WORK ORDER 1
Answer these from the Snatch review, one per line:
(a) Who narrates the story?
(b) Which actor plays the gypsy whose accent even the other characters can't understand?
(c) How many carats is the diamond?
WORK ORDER 2
Please pick up the Snatch review after its last sentence and carry it on.

Pulp diction
I suppose a few warnings are necessary right up front about writer/director Guy Ritchie’s new film Snatch. Some people will no doubt object to the fact that all of Ritchie’s characters are sleazy clingers to the underbelly of the London crime world. Some will object to the constant profanity in Ritchie’s dialogue. Some will object to his liberal use of violence and the resulting high body count. And finally, some will even object to the almost impenetrable brogues and Cockney accents everyone uses.
In fact, Ritchie makes a running gag out of the fact that one character, a two-fisted gypsy played by Brad Pitt, has such a heavy accent that even the other characters in the film can’t understand him. This review is not for people who are bothered by things like that.
Also, Ritchie tends to accept his characters on their own terms, and he wastes no screen time clucking over their shortcomings. If you want to get the most out of Snatch, you’ll have to take such blithe amorality in stride.
So much for the disclaimers.
Snatch is a frantic, riotous caper comedy that never stops coming at you. It has characters with names like Franky Four Fingers, Bullet Tooth Tony and Doug the Head. The story is narrated by Turkish (Jason Statham), a promoter of “unlicensed” (read “no holds barred”) boxing matches. The focus of Turkish’s story is an 86-carat diamond, but for most of the film, Turkish doesn’t even know the diamond exists. He has other things on his mind, such as a match in which his fighter, Gorgeous George, was supposed to take a dive in favor of one backed by a local psycho named Brick Top (Alan Ford). The problem for Turkish began when a gypsy named Mickey (Pitt) put Gorgeous in the hospital and Turkish persuaded Mickey to step into the ring. But instead of going down as planned, Mickey won the fight with one punch, causing Brick Top no end of disappointment. And disappointing Brick Top is a bad career move; he keeps a barnful of hogs whose sole source of nourishment is the remains of those who have failed to live up to Brick Top’s expectations.
While Turkish is preoccupied with this, that huge diamond turns up at the same fight in the possession of Franky Four Fingers (Benicio Del Toro). Before the fight is over, though, both Franky and the diamond have fallen into the hands of Sol and Vinny (Lennie James and Robbie Gee), two local pawnbrokers working for Russian gangster Boris the Blade (Rade Sherbedgia), and the crisis has brought Avi (Dennis Farina) over from New York to find Franky and the gem.

SUPPLIED MATERIAL
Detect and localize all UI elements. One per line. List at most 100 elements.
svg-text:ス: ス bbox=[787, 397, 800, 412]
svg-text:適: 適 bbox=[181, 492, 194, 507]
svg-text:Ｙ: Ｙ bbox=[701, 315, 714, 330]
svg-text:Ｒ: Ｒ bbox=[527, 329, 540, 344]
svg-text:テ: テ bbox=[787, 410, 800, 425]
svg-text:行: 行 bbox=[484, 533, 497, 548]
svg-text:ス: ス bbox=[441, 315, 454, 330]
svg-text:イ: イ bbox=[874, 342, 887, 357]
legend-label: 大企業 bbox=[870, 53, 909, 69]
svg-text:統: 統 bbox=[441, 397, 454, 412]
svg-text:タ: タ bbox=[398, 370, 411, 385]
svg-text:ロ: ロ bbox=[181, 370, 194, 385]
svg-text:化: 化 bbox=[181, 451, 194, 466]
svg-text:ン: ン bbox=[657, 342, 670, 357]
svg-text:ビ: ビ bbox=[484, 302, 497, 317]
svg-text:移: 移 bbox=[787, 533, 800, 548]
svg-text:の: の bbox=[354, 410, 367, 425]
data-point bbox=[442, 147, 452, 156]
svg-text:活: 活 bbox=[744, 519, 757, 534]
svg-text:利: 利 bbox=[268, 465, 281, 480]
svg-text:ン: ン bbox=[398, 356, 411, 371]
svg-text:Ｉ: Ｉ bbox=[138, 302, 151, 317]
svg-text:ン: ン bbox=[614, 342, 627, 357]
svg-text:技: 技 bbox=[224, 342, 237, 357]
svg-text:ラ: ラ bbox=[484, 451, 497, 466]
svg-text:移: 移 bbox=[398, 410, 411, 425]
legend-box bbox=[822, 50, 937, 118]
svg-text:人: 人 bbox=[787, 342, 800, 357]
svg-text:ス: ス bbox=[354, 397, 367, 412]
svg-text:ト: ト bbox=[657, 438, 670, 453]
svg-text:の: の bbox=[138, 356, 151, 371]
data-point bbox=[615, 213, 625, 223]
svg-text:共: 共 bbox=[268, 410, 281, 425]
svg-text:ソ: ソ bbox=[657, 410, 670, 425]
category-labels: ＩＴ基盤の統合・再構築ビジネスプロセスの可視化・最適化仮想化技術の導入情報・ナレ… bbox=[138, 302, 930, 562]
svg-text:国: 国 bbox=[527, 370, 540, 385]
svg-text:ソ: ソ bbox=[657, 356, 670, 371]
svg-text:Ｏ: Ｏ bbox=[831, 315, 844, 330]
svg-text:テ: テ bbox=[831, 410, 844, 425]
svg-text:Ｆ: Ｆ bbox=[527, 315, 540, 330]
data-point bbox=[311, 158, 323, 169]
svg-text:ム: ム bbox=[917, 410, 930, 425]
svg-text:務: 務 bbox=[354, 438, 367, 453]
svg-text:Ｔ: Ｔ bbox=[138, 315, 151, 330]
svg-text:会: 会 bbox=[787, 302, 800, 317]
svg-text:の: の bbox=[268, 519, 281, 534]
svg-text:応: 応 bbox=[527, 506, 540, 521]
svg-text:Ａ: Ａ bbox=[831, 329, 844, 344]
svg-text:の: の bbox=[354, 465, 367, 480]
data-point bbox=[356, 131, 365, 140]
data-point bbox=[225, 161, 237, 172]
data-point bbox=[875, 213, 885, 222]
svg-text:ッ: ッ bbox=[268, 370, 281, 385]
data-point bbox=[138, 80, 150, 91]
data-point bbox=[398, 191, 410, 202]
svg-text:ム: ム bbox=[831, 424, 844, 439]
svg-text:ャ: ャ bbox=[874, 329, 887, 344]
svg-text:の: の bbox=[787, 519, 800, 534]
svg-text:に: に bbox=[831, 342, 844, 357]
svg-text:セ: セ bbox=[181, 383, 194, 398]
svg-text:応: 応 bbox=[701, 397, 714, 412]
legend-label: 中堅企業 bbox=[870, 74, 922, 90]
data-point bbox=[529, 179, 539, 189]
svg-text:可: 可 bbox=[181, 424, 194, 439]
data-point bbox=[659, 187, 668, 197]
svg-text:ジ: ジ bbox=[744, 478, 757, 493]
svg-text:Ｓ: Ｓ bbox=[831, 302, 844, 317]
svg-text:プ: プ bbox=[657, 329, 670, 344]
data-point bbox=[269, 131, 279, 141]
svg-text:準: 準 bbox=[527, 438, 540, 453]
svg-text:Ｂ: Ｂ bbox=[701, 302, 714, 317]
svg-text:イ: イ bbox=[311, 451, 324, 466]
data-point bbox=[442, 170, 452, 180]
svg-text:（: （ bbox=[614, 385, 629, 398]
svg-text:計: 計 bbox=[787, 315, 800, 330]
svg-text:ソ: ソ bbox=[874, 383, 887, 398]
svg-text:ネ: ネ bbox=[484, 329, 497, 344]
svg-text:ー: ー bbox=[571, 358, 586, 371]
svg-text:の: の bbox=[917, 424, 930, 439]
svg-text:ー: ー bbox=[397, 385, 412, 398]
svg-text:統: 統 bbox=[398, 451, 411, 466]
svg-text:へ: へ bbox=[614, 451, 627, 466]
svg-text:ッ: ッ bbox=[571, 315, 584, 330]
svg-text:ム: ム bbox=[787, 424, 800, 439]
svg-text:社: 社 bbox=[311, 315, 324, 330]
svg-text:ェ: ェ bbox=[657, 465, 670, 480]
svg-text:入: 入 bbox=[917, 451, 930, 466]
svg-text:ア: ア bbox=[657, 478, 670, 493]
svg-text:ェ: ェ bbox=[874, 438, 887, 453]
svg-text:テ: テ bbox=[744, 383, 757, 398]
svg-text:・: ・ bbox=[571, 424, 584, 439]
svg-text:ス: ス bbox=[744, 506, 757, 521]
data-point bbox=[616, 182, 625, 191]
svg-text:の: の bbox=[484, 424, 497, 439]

TASK RESULT 1
(a) Turkish (Jason Statham)
(b) Brad Pitt
(c) 86

TASK RESULT 2
That’s as much of the plot as anyone should know going in. It’s dense and complicated, and Ritchie hurls it at us at about twice the speed of sound. The twin threads of story—the boxing match Turkish has to rig with Mickey and the scramble for the missing diamond—overlap and intertwine, and Ritchie keeps it straight in our own minds by doubling back in time when he needs to. It’s a sort of Quentin Tarantino touch, but like Tarantino, Ritchie uses the time-shifting because it fits the needs of the story, and not as a gaudy flourish.
Turkish’s narration makes the film sound like it’s being unreeled for us over a couple of pints of Guinness in a murky, smoke-filled pub. Ritchie’s style as a director is to pound away relentlessly at his story. The approach is broad and unsubtle—on the strength of this I wouldn’t exactly hire Ritchie to tackle a film of The Brothers Karamazov—but it gives the outlandish goings-on an aura of low-life farce and a breakneck street-wise energy.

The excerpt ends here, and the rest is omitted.